- EXERCISE PROMPT
Reproduce the listing word for word, leaving every picture behind.

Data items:
----------------

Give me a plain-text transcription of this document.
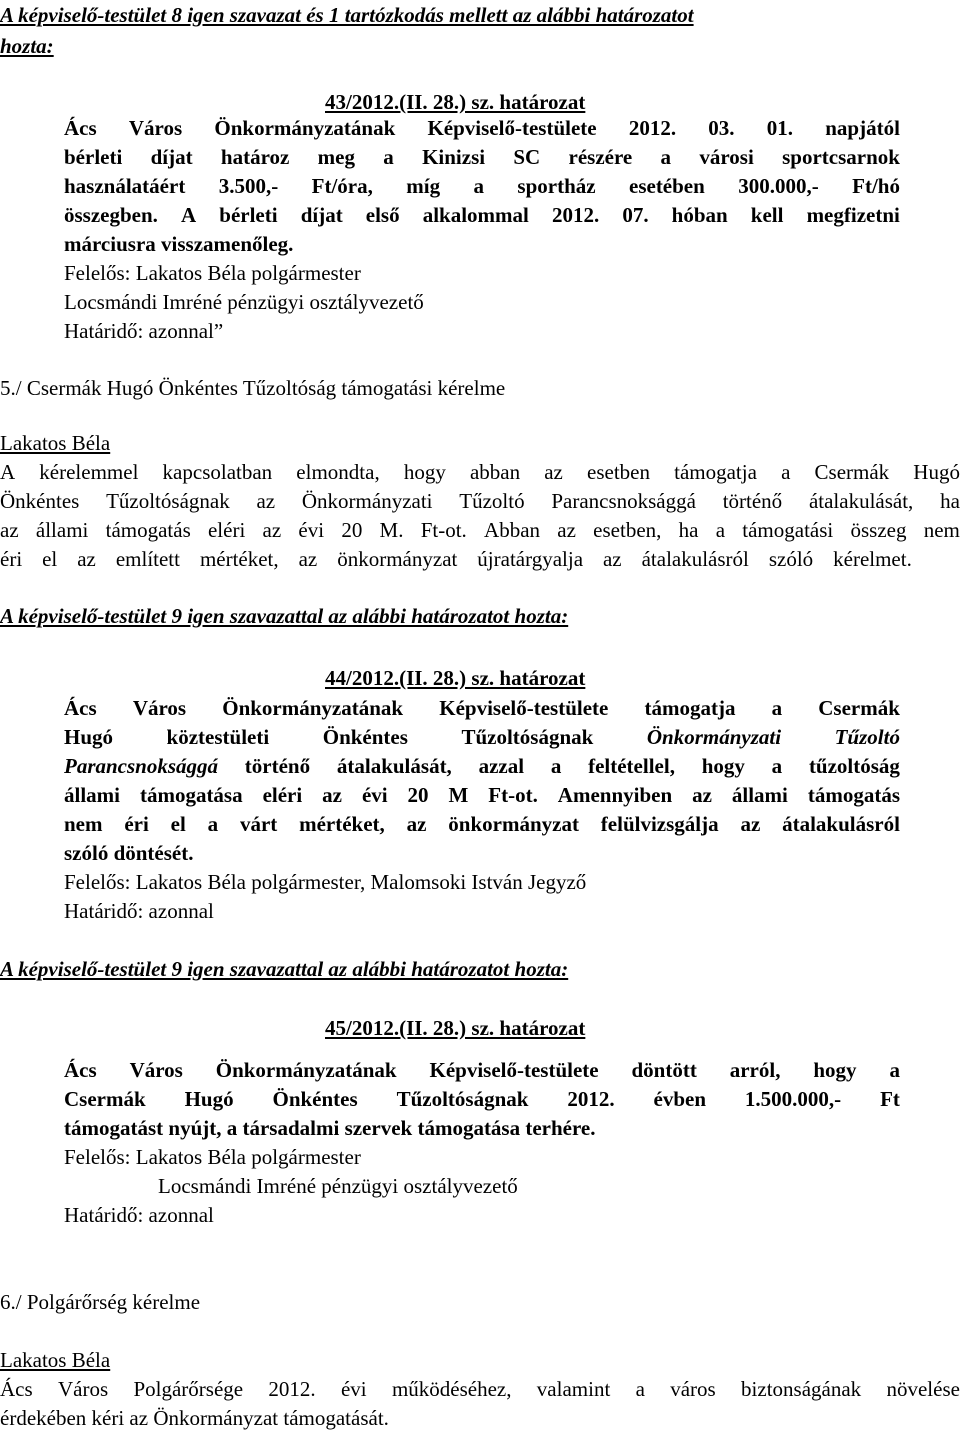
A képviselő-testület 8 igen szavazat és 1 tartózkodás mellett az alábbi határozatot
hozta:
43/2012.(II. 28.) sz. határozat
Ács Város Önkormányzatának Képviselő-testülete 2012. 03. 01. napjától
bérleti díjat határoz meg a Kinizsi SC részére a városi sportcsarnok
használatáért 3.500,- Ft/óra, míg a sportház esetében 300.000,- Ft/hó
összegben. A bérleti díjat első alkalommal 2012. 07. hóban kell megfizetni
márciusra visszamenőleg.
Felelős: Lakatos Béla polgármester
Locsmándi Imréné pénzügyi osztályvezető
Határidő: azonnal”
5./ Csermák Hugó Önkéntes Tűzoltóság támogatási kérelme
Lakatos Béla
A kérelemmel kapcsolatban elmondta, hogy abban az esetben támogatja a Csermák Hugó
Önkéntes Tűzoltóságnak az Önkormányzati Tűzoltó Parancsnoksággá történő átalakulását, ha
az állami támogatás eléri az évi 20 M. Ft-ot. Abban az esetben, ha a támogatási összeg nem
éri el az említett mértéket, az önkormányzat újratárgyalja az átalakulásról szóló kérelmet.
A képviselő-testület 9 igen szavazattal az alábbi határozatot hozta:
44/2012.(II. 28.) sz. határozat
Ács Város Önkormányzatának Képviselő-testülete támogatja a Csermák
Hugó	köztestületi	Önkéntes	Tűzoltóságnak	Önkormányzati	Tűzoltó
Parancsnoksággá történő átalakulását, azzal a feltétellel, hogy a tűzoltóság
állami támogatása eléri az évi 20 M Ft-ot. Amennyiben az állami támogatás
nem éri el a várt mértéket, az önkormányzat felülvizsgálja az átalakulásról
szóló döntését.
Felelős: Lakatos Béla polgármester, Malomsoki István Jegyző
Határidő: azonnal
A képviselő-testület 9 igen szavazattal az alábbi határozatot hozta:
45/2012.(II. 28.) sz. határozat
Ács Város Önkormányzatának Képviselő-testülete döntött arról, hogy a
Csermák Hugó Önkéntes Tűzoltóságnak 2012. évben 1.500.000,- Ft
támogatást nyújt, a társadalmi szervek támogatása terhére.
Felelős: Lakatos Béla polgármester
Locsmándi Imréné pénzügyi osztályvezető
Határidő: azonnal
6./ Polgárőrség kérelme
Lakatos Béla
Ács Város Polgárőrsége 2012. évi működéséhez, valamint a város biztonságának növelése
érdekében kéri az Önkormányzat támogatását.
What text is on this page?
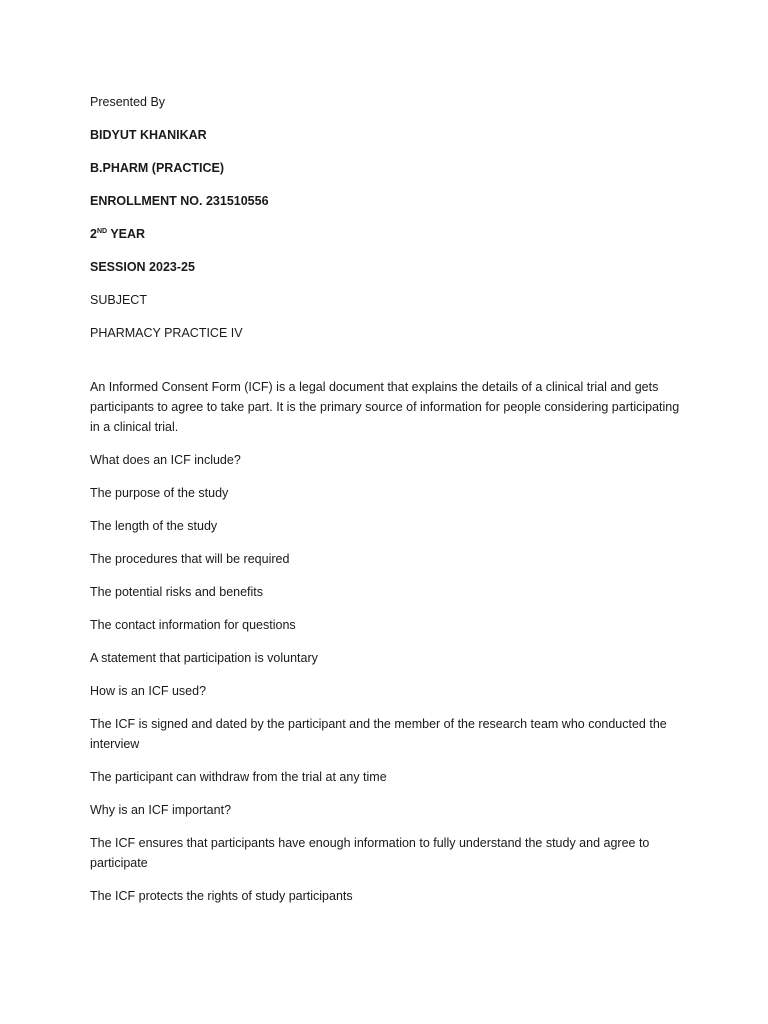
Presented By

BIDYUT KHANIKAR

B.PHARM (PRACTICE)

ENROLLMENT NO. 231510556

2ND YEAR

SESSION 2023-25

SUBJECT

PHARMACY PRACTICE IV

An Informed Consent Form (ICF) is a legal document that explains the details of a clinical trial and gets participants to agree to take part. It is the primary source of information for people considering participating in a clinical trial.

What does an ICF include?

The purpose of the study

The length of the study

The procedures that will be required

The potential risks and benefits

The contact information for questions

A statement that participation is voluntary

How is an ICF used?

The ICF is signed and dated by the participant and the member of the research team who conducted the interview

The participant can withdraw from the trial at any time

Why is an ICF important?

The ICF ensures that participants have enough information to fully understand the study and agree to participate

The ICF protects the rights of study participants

----------------

- IN RESPONSE
Give me a plain-text transcription of this document.
A képviselő-testület 8 igen szavazat és 1 tartózkodás mellett az alábbi határozatot
hozta:
43/2012.(II. 28.) sz. határozat
Ács Város Önkormányzatának Képviselő-testülete 2012. 03. 01. napjától
bérleti díjat határoz meg a Kinizsi SC részére a városi sportcsarnok
használatáért 3.500,- Ft/óra, míg a sportház esetében 300.000,- Ft/hó
összegben. A bérleti díjat első alkalommal 2012. 07. hóban kell megfizetni
márciusra visszamenőleg.
Felelős: Lakatos Béla polgármester
Locsmándi Imréné pénzügyi osztályvezető
Határidő: azonnal”
5./ Csermák Hugó Önkéntes Tűzoltóság támogatási kérelme
Lakatos Béla
A kérelemmel kapcsolatban elmondta, hogy abban az esetben támogatja a Csermák Hugó
Önkéntes Tűzoltóságnak az Önkormányzati Tűzoltó Parancsnoksággá történő átalakulását, ha
az állami támogatás eléri az évi 20 M. Ft-ot. Abban az esetben, ha a támogatási összeg nem
éri el az említett mértéket, az önkormányzat újratárgyalja az átalakulásról szóló kérelmet.
A képviselő-testület 9 igen szavazattal az alábbi határozatot hozta:
44/2012.(II. 28.) sz. határozat
Ács Város Önkormányzatának Képviselő-testülete támogatja a Csermák
Hugó	köztestületi	Önkéntes	Tűzoltóságnak	Önkormányzati	Tűzoltó
Parancsnoksággá történő átalakulását, azzal a feltétellel, hogy a tűzoltóság
állami támogatása eléri az évi 20 M Ft-ot. Amennyiben az állami támogatás
nem éri el a várt mértéket, az önkormányzat felülvizsgálja az átalakulásról
szóló döntését.
Felelős: Lakatos Béla polgármester, Malomsoki István Jegyző
Határidő: azonnal
A képviselő-testület 9 igen szavazattal az alábbi határozatot hozta:
45/2012.(II. 28.) sz. határozat
Ács Város Önkormányzatának Képviselő-testülete döntött arról, hogy a
Csermák Hugó Önkéntes Tűzoltóságnak 2012. évben 1.500.000,- Ft
támogatást nyújt, a társadalmi szervek támogatása terhére.
Felelős: Lakatos Béla polgármester
Locsmándi Imréné pénzügyi osztályvezető
Határidő: azonnal
6./ Polgárőrség kérelme
Lakatos Béla
Ács Város Polgárőrsége 2012. évi működéséhez, valamint a város biztonságának növelése
érdekében kéri az Önkormányzat támogatását.
What text is on this page?
Presented By

BIDYUT KHANIKAR

B.PHARM (PRACTICE)

ENROLLMENT NO. 231510556

2ND YEAR

SESSION 2023-25

SUBJECT

PHARMACY PRACTICE IV

An Informed Consent Form (ICF) is a legal document that explains the details of a clinical trial and gets participants to agree to take part. It is the primary source of information for people considering participating in a clinical trial.

What does an ICF include?

The purpose of the study

The length of the study

The procedures that will be required

The potential risks and benefits

The contact information for questions

A statement that participation is voluntary

How is an ICF used?

The ICF is signed and dated by the participant and the member of the research team who conducted the interview

The participant can withdraw from the trial at any time

Why is an ICF important?

The ICF ensures that participants have enough information to fully understand the study and agree to participate

The ICF protects the rights of study participants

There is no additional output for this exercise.